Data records
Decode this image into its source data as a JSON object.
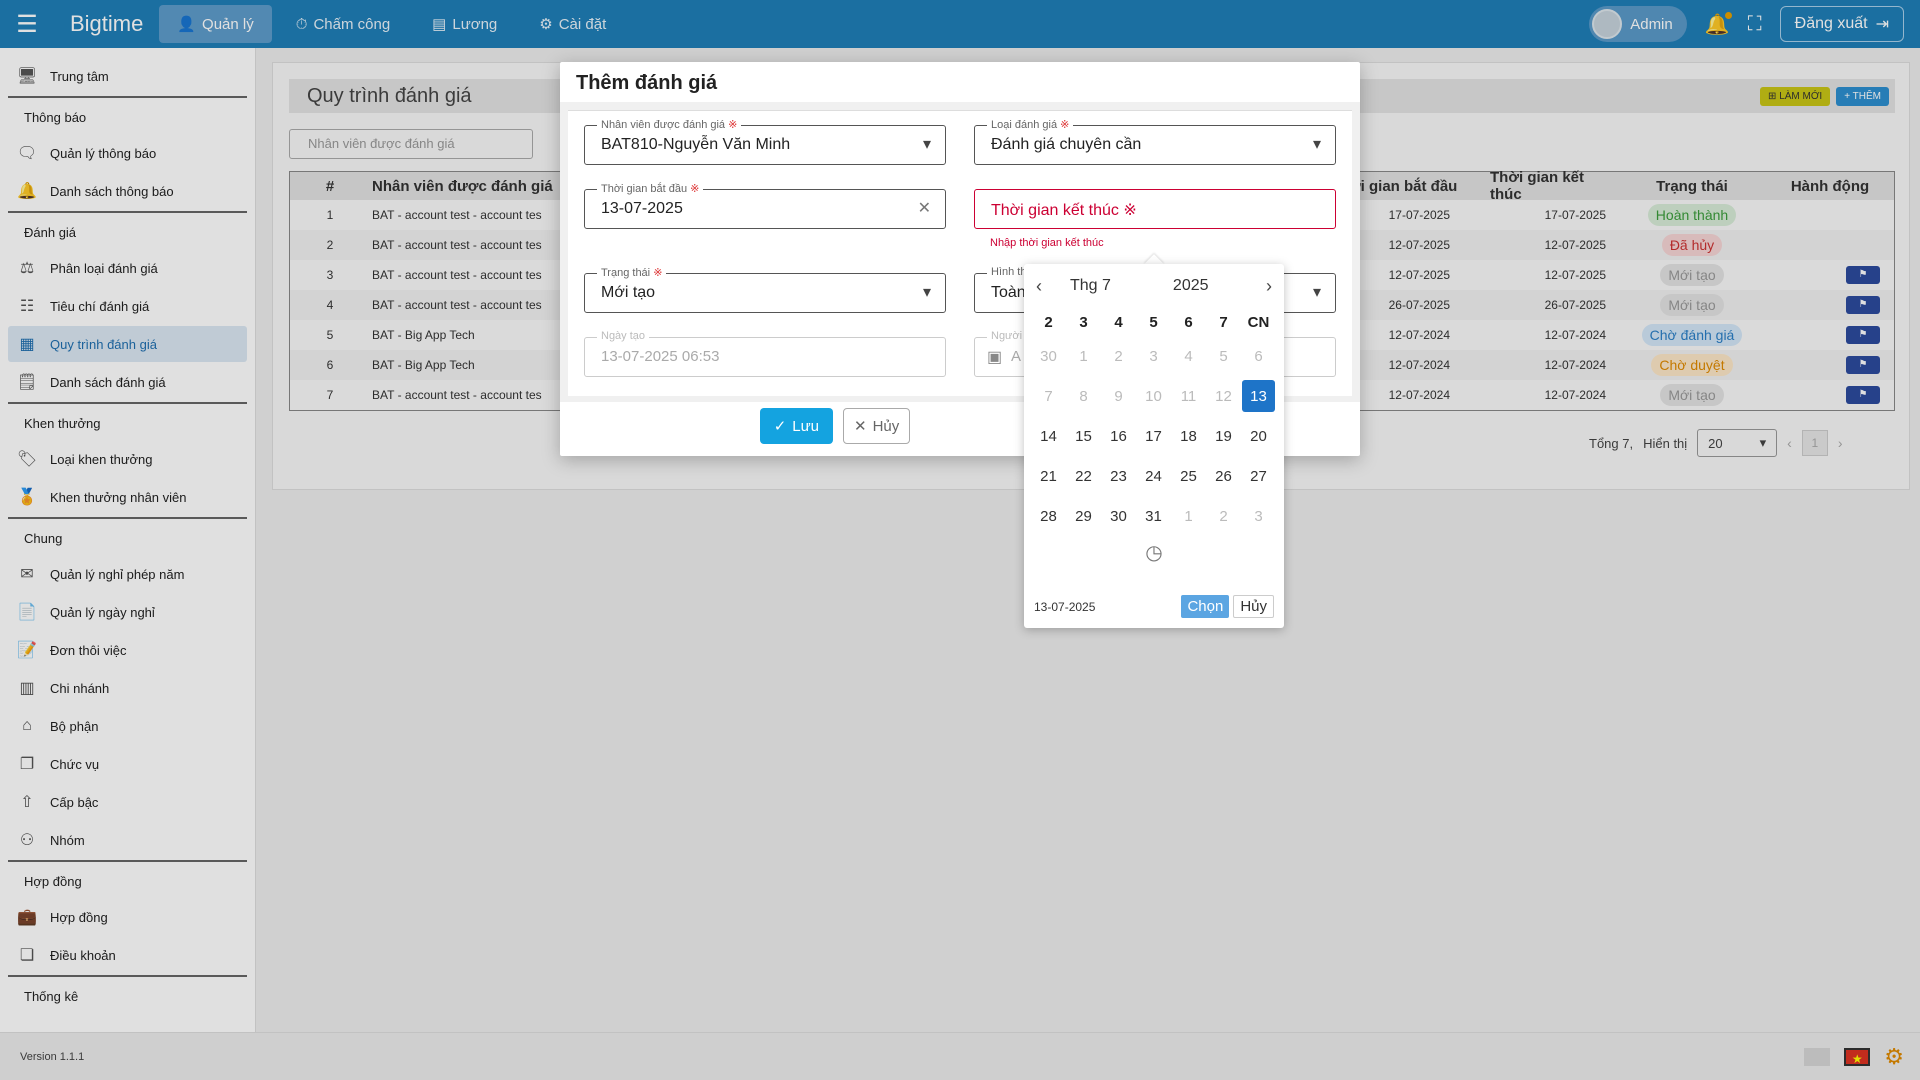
{
  "topbar": {
    "brand": "Bigtime",
    "nav": [
      {
        "label": "Quản lý",
        "icon": "person-icon",
        "active": true
      },
      {
        "label": "Chấm công",
        "icon": "timer-icon",
        "active": false
      },
      {
        "label": "Lương",
        "icon": "document-icon",
        "active": false
      },
      {
        "label": "Cài đặt",
        "icon": "gears-icon",
        "active": false
      }
    ],
    "user": "Admin",
    "logout": "Đăng xuất"
  },
  "sidebar": {
    "top_item": "Trung tâm",
    "groups": [
      {
        "title": "Thông báo",
        "items": [
          "Quản lý thông báo",
          "Danh sách thông báo"
        ]
      },
      {
        "title": "Đánh giá",
        "items": [
          "Phân loại đánh giá",
          "Tiêu chí đánh giá",
          "Quy trình đánh giá",
          "Danh sách đánh giá"
        ]
      },
      {
        "title": "Khen thưởng",
        "items": [
          "Loại khen thưởng",
          "Khen thưởng nhân viên"
        ]
      },
      {
        "title": "Chung",
        "items": [
          "Quản lý nghỉ phép năm",
          "Quản lý ngày nghỉ",
          "Đơn thôi việc",
          "Chi nhánh",
          "Bộ phận",
          "Chức vụ",
          "Cấp bậc",
          "Nhóm"
        ]
      },
      {
        "title": "Hợp đồng",
        "items": [
          "Hợp đồng",
          "Điều khoản"
        ]
      },
      {
        "title": "Thống kê",
        "items": []
      }
    ]
  },
  "page": {
    "title": "Quy trình đánh giá",
    "btn_new": "LÀM MỚI",
    "btn_add": "THÊM",
    "filter_placeholder": "Nhân viên được đánh giá"
  },
  "table": {
    "headers": [
      "#",
      "Nhân viên được đánh giá",
      "ời gian bắt đầu",
      "Thời gian kết thúc",
      "Trạng thái",
      "Hành động"
    ],
    "rows": [
      {
        "idx": "1",
        "name": "BAT - account test - account tes",
        "start": "17-07-2025",
        "end": "17-07-2025",
        "status": "Hoàn thành",
        "kind": "done",
        "action": false
      },
      {
        "idx": "2",
        "name": "BAT - account test - account tes",
        "start": "12-07-2025",
        "end": "12-07-2025",
        "status": "Đã hủy",
        "kind": "cancel",
        "action": false
      },
      {
        "idx": "3",
        "name": "BAT - account test - account tes",
        "start": "12-07-2025",
        "end": "12-07-2025",
        "status": "Mới tạo",
        "kind": "new",
        "action": true
      },
      {
        "idx": "4",
        "name": "BAT - account test - account tes",
        "start": "26-07-2025",
        "end": "26-07-2025",
        "status": "Mới tạo",
        "kind": "new",
        "action": true
      },
      {
        "idx": "5",
        "name": "BAT - Big App Tech",
        "start": "12-07-2024",
        "end": "12-07-2024",
        "status": "Chờ đánh giá",
        "kind": "wait",
        "action": true
      },
      {
        "idx": "6",
        "name": "BAT - Big App Tech",
        "start": "12-07-2024",
        "end": "12-07-2024",
        "status": "Chờ duyệt",
        "kind": "pending",
        "action": true
      },
      {
        "idx": "7",
        "name": "BAT - account test - account tes",
        "start": "12-07-2024",
        "end": "12-07-2024",
        "status": "Mới tạo",
        "kind": "new",
        "action": true
      }
    ]
  },
  "pager": {
    "total": "Tổng 7,",
    "show_label": "Hiển thị",
    "page_size": "20",
    "page": "1"
  },
  "footer": {
    "version": "Version 1.1.1"
  },
  "dialog": {
    "title": "Thêm đánh giá",
    "employee_label": "Nhân viên được đánh giá",
    "employee_value": "BAT810-Nguyễn Văn Minh",
    "type_label": "Loại đánh giá",
    "type_value": "Đánh giá chuyên cần",
    "start_label": "Thời gian bắt đầu",
    "start_value": "13-07-2025",
    "end_placeholder": "Thời gian kết thúc",
    "end_error": "Nhập thời gian kết thúc",
    "status_label": "Trạng thái",
    "status_value": "Mới tạo",
    "form_label": "Hình th",
    "form_value": "Toàn",
    "created_label": "Ngày tạo",
    "created_value": "13-07-2025 06:53",
    "creator_label": "Người",
    "creator_value": "A",
    "required_mark": "※",
    "save": "Lưu",
    "cancel": "Hủy"
  },
  "datepicker": {
    "month": "Thg 7",
    "year": "2025",
    "weekdays": [
      "2",
      "3",
      "4",
      "5",
      "6",
      "7",
      "CN"
    ],
    "weeks": [
      [
        {
          "d": "30",
          "m": true
        },
        {
          "d": "1",
          "m": true
        },
        {
          "d": "2",
          "m": true
        },
        {
          "d": "3",
          "m": true
        },
        {
          "d": "4",
          "m": true
        },
        {
          "d": "5",
          "m": true
        },
        {
          "d": "6",
          "m": true
        }
      ],
      [
        {
          "d": "7",
          "m": true
        },
        {
          "d": "8",
          "m": true
        },
        {
          "d": "9",
          "m": true
        },
        {
          "d": "10",
          "m": true
        },
        {
          "d": "11",
          "m": true
        },
        {
          "d": "12",
          "m": true
        },
        {
          "d": "13",
          "s": true
        }
      ],
      [
        {
          "d": "14"
        },
        {
          "d": "15"
        },
        {
          "d": "16"
        },
        {
          "d": "17"
        },
        {
          "d": "18"
        },
        {
          "d": "19"
        },
        {
          "d": "20"
        }
      ],
      [
        {
          "d": "21"
        },
        {
          "d": "22"
        },
        {
          "d": "23"
        },
        {
          "d": "24"
        },
        {
          "d": "25"
        },
        {
          "d": "26"
        },
        {
          "d": "27"
        }
      ],
      [
        {
          "d": "28"
        },
        {
          "d": "29"
        },
        {
          "d": "30"
        },
        {
          "d": "31"
        },
        {
          "d": "1",
          "m": true
        },
        {
          "d": "2",
          "m": true
        },
        {
          "d": "3",
          "m": true
        }
      ]
    ],
    "selected_text": "13-07-2025",
    "ok": "Chọn",
    "cancel": "Hủy"
  }
}
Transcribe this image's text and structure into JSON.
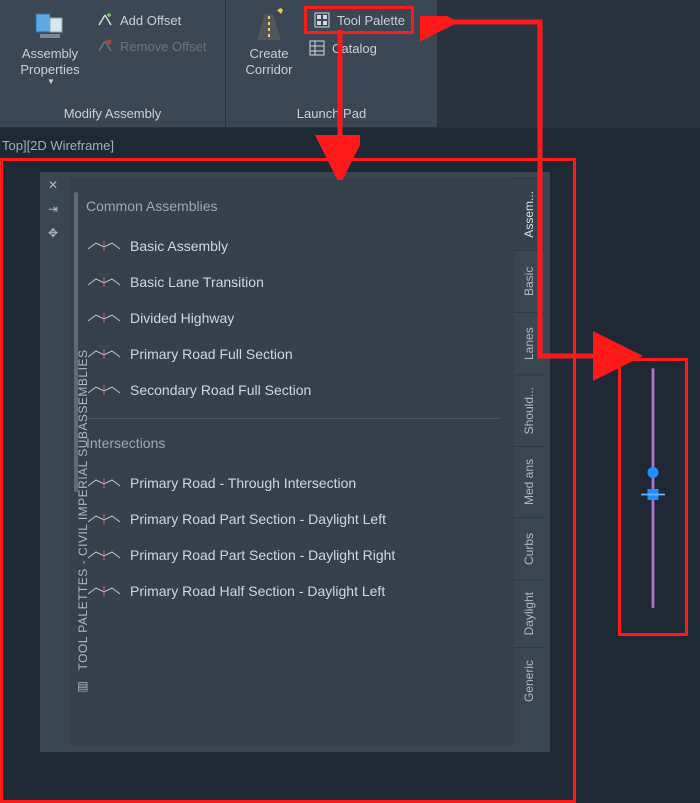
{
  "ribbon": {
    "groups": {
      "modify": {
        "label": "Modify Assembly",
        "assembly_props": "Assembly\nProperties",
        "add_offset": "Add Offset",
        "remove_offset": "Remove Offset"
      },
      "launch": {
        "label": "Launch Pad",
        "create_corridor": "Create\nCorridor",
        "tool_palette": "Tool Palette",
        "catalog": "Catalog"
      }
    }
  },
  "viewport_label": "Top][2D Wireframe]",
  "palette": {
    "title": "TOOL PALETTES - CIVIL IMPERIAL SUBASSEMBLIES",
    "tabs": [
      "Assem...",
      "Basic",
      "Lanes",
      "Should...",
      "Med ans",
      "Curbs",
      "Daylight",
      "Generic"
    ],
    "active_tab": 0,
    "groups": [
      {
        "header": "Common Assemblies",
        "items": [
          "Basic Assembly",
          "Basic Lane Transition",
          "Divided Highway",
          "Primary Road Full Section",
          "Secondary Road Full Section"
        ]
      },
      {
        "header": "Intersections",
        "items": [
          "Primary Road - Through Intersection",
          "Primary Road Part Section - Daylight Left",
          "Primary Road Part Section - Daylight Right",
          "Primary Road Half Section - Daylight Left"
        ]
      }
    ]
  },
  "colors": {
    "accent_red": "#ff1a1a",
    "marker_blue": "#1e90ff",
    "marker_line": "#b56fcf"
  }
}
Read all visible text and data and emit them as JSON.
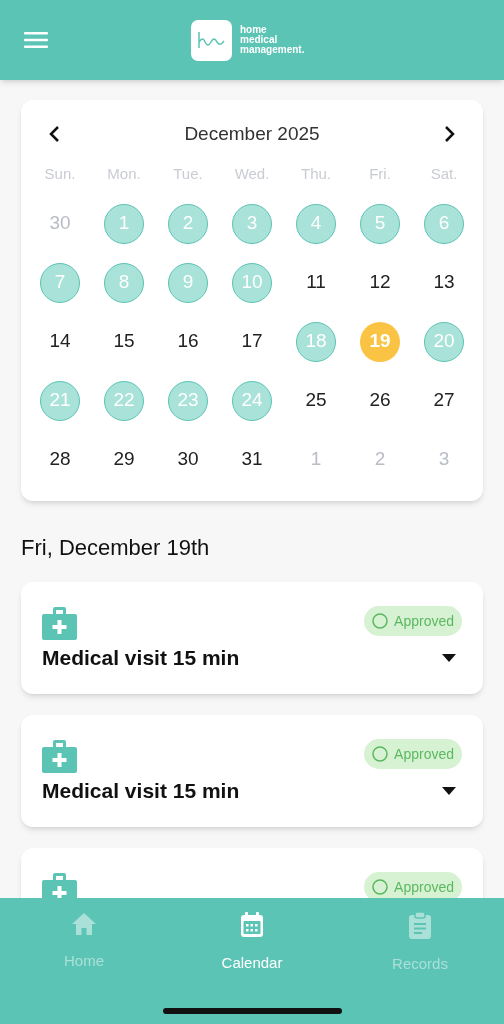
{
  "header": {
    "logo_text": [
      "home",
      "medical",
      "management."
    ]
  },
  "calendar": {
    "month": "December 2025",
    "weekdays": [
      "Sun.",
      "Mon.",
      "Tue.",
      "Wed.",
      "Thu.",
      "Fri.",
      "Sat."
    ],
    "weeks": [
      [
        {
          "day": "30",
          "kind": "other"
        },
        {
          "day": "1",
          "kind": "visit"
        },
        {
          "day": "2",
          "kind": "visit"
        },
        {
          "day": "3",
          "kind": "visit"
        },
        {
          "day": "4",
          "kind": "visit"
        },
        {
          "day": "5",
          "kind": "visit"
        },
        {
          "day": "6",
          "kind": "visit"
        }
      ],
      [
        {
          "day": "7",
          "kind": "visit"
        },
        {
          "day": "8",
          "kind": "visit"
        },
        {
          "day": "9",
          "kind": "visit"
        },
        {
          "day": "10",
          "kind": "visit"
        },
        {
          "day": "11",
          "kind": "plain"
        },
        {
          "day": "12",
          "kind": "plain"
        },
        {
          "day": "13",
          "kind": "plain"
        }
      ],
      [
        {
          "day": "14",
          "kind": "plain"
        },
        {
          "day": "15",
          "kind": "plain"
        },
        {
          "day": "16",
          "kind": "plain"
        },
        {
          "day": "17",
          "kind": "plain"
        },
        {
          "day": "18",
          "kind": "visit"
        },
        {
          "day": "19",
          "kind": "selected"
        },
        {
          "day": "20",
          "kind": "visit"
        }
      ],
      [
        {
          "day": "21",
          "kind": "visit"
        },
        {
          "day": "22",
          "kind": "visit"
        },
        {
          "day": "23",
          "kind": "visit"
        },
        {
          "day": "24",
          "kind": "visit"
        },
        {
          "day": "25",
          "kind": "plain"
        },
        {
          "day": "26",
          "kind": "plain"
        },
        {
          "day": "27",
          "kind": "plain"
        }
      ],
      [
        {
          "day": "28",
          "kind": "plain"
        },
        {
          "day": "29",
          "kind": "plain"
        },
        {
          "day": "30",
          "kind": "plain"
        },
        {
          "day": "31",
          "kind": "plain"
        },
        {
          "day": "1",
          "kind": "other"
        },
        {
          "day": "2",
          "kind": "other"
        },
        {
          "day": "3",
          "kind": "other"
        }
      ]
    ]
  },
  "date_heading": "Fri, December 19th",
  "appointments": [
    {
      "title": "Medical visit 15 min",
      "status": "Approved"
    },
    {
      "title": "Medical visit 15 min",
      "status": "Approved"
    },
    {
      "status": "Approved"
    }
  ],
  "tabs": [
    {
      "label": "Home",
      "kind": "home",
      "selected": false
    },
    {
      "label": "Calendar",
      "kind": "calendar",
      "selected": true
    },
    {
      "label": "Records",
      "kind": "records",
      "selected": false
    }
  ]
}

Written exercise: From the listing above, pick out every line containing "Left".

The solution:
          "Primary Road Part Section - Daylight Left",
          "Primary Road Half Section - Daylight Left"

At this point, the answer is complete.